▸ WRITTEN TASK
From the records below, extract all the text exactly and leave the images behind.

▸ INFORMATION GIVEN
__________

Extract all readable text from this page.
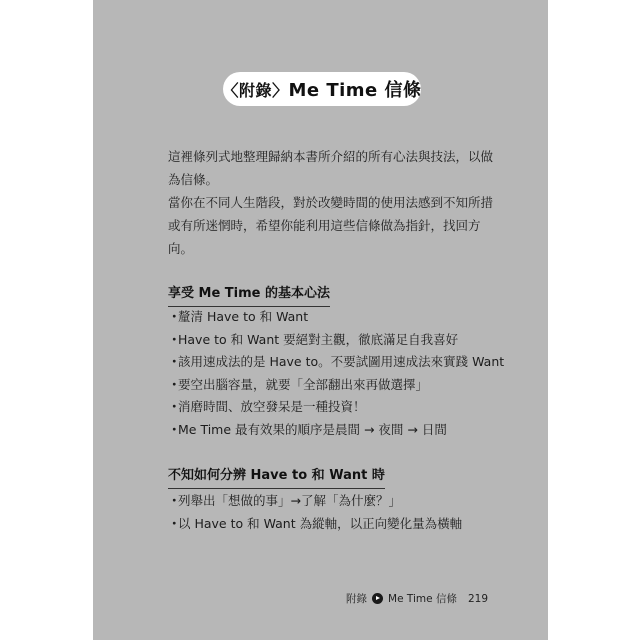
〈附錄〉 Me Time 信條

這裡條列式地整理歸納本書所介紹的所有心法與技法，以做

為信條。

當你在不同人生階段，對於改變時間的使用法感到不知所措

或有所迷惘時，希望你能利用這些信條做為指針，找回方

向。

享受 Me Time 的基本心法
・釐清 Have to 和 Want
・Have to 和 Want 要絕對主觀，徹底滿足自我喜好
・該用速成法的是 Have to。不要試圖用速成法來實踐 Want
・要空出腦容量，就要「全部翻出來再做選擇」
・消磨時間、放空發呆是一種投資！
・Me Time 最有效果的順序是晨間 → 夜間 → 日間
不知如何分辨 Have to 和 Want 時
・列舉出「想做的事」→了解「為什麼？」
・以 Have to 和 Want 為縱軸，以正向變化量為橫軸
附錄 Me Time 信條 219
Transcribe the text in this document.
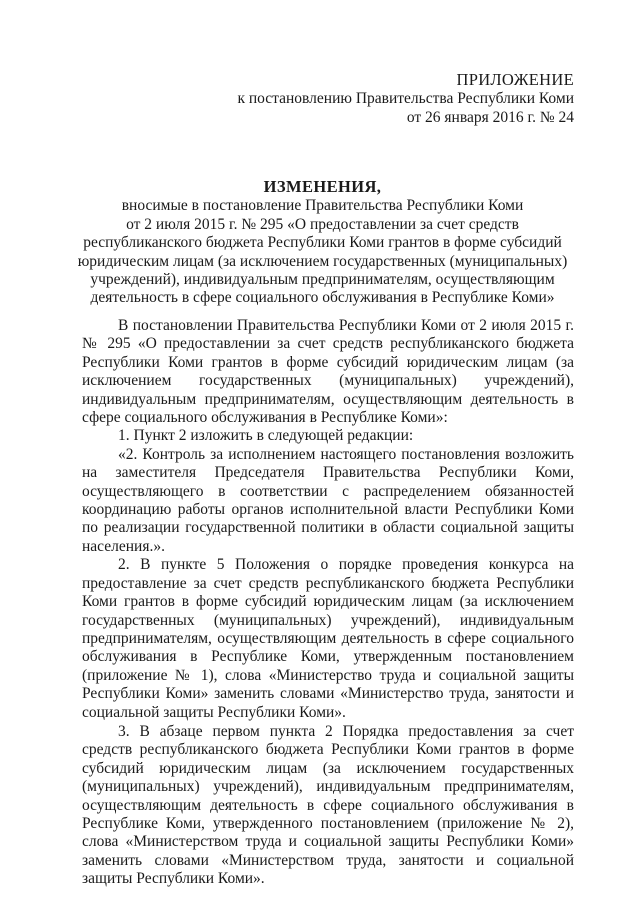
ПРИЛОЖЕНИЕ
к постановлению Правительства Республики Коми
от 26 января 2016 г. № 24
ИЗМЕНЕНИЯ,
вносимые в постановление Правительства Республики Коми
от 2 июля 2015 г. № 295 «О предоставлении за счет средств
республиканского бюджета Республики Коми грантов в форме субсидий
юридическим лицам (за исключением государственных (муниципальных)
учреждений), индивидуальным предпринимателям, осуществляющим
деятельность в сфере социального обслуживания в Республике Коми»

В постановлении Правительства Республики Коми от 2 июля 2015 г. № 295 «О предоставлении за счет средств республиканского бюджета Республики Коми грантов в форме субсидий юридическим лицам (за исключением государственных (муниципальных) учреждений), индивидуальным предпринимателям, осуществляющим деятельность в сфере социального обслуживания в Республике Коми»:

1. Пункт 2 изложить в следующей редакции:

«2. Контроль за исполнением настоящего постановления возложить на заместителя Председателя Правительства Республики Коми, осуществляющего в соответствии с распределением обязанностей координацию работы органов исполнительной власти Республики Коми по реализации государственной политики в области социальной защиты населения.».

2. В пункте 5 Положения о порядке проведения конкурса на предоставление за счет средств республиканского бюджета Республики Коми грантов в форме субсидий юридическим лицам (за исключением государственных (муниципальных) учреждений), индивидуальным предпринимателям, осуществляющим деятельность в сфере социального обслуживания в Республике Коми, утвержденным постановлением (приложение № 1), слова «Министерство труда и социальной защиты Республики Коми» заменить словами «Министерство труда, занятости и социальной защиты Республики Коми».

3. В абзаце первом пункта 2 Порядка предоставления за счет средств республиканского бюджета Республики Коми грантов в форме субсидий юридическим лицам (за исключением государственных (муниципальных) учреждений), индивидуальным предпринимателям, осуществляющим деятельность в сфере социального обслуживания в Республике Коми, утвержденного постановлением (приложение № 2), слова «Министерством труда и социальной защиты Республики Коми» заменить словами «Министерством труда, занятости и социальной защиты Республики Коми».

__________

▸ RESPONSE TO THE TASK
Extract all readable text from this page.
〈附錄〉 Me Time 信條

這裡條列式地整理歸納本書所介紹的所有心法與技法，以做

為信條。

當你在不同人生階段，對於改變時間的使用法感到不知所措

或有所迷惘時，希望你能利用這些信條做為指針，找回方

向。

享受 Me Time 的基本心法
・釐清 Have to 和 Want
・Have to 和 Want 要絕對主觀，徹底滿足自我喜好
・該用速成法的是 Have to。不要試圖用速成法來實踐 Want
・要空出腦容量，就要「全部翻出來再做選擇」
・消磨時間、放空發呆是一種投資！
・Me Time 最有效果的順序是晨間 → 夜間 → 日間
不知如何分辨 Have to 和 Want 時
・列舉出「想做的事」→了解「為什麼？」
・以 Have to 和 Want 為縱軸，以正向變化量為橫軸
附錄 Me Time 信條 219
Transcribe the text in this document.
ПРИЛОЖЕНИЕ
к постановлению Правительства Республики Коми
от 26 января 2016 г. № 24
ИЗМЕНЕНИЯ,
вносимые в постановление Правительства Республики Коми
от 2 июля 2015 г. № 295 «О предоставлении за счет средств
республиканского бюджета Республики Коми грантов в форме субсидий
юридическим лицам (за исключением государственных (муниципальных)
учреждений), индивидуальным предпринимателям, осуществляющим
деятельность в сфере социального обслуживания в Республике Коми»

В постановлении Правительства Республики Коми от 2 июля 2015 г. № 295 «О предоставлении за счет средств республиканского бюджета Республики Коми грантов в форме субсидий юридическим лицам (за исключением государственных (муниципальных) учреждений), индивидуальным предпринимателям, осуществляющим деятельность в сфере социального обслуживания в Республике Коми»:

1. Пункт 2 изложить в следующей редакции:

«2. Контроль за исполнением настоящего постановления возложить на заместителя Председателя Правительства Республики Коми, осуществляющего в соответствии с распределением обязанностей координацию работы органов исполнительной власти Республики Коми по реализации государственной политики в области социальной защиты населения.».

2. В пункте 5 Положения о порядке проведения конкурса на предоставление за счет средств республиканского бюджета Республики Коми грантов в форме субсидий юридическим лицам (за исключением государственных (муниципальных) учреждений), индивидуальным предпринимателям, осуществляющим деятельность в сфере социального обслуживания в Республике Коми, утвержденным постановлением (приложение № 1), слова «Министерство труда и социальной защиты Республики Коми» заменить словами «Министерство труда, занятости и социальной защиты Республики Коми».

3. В абзаце первом пункта 2 Порядка предоставления за счет средств республиканского бюджета Республики Коми грантов в форме субсидий юридическим лицам (за исключением государственных (муниципальных) учреждений), индивидуальным предпринимателям, осуществляющим деятельность в сфере социального обслуживания в Республике Коми, утвержденного постановлением (приложение № 2), слова «Министерством труда и социальной защиты Республики Коми» заменить словами «Министерством труда, занятости и социальной защиты Республики Коми».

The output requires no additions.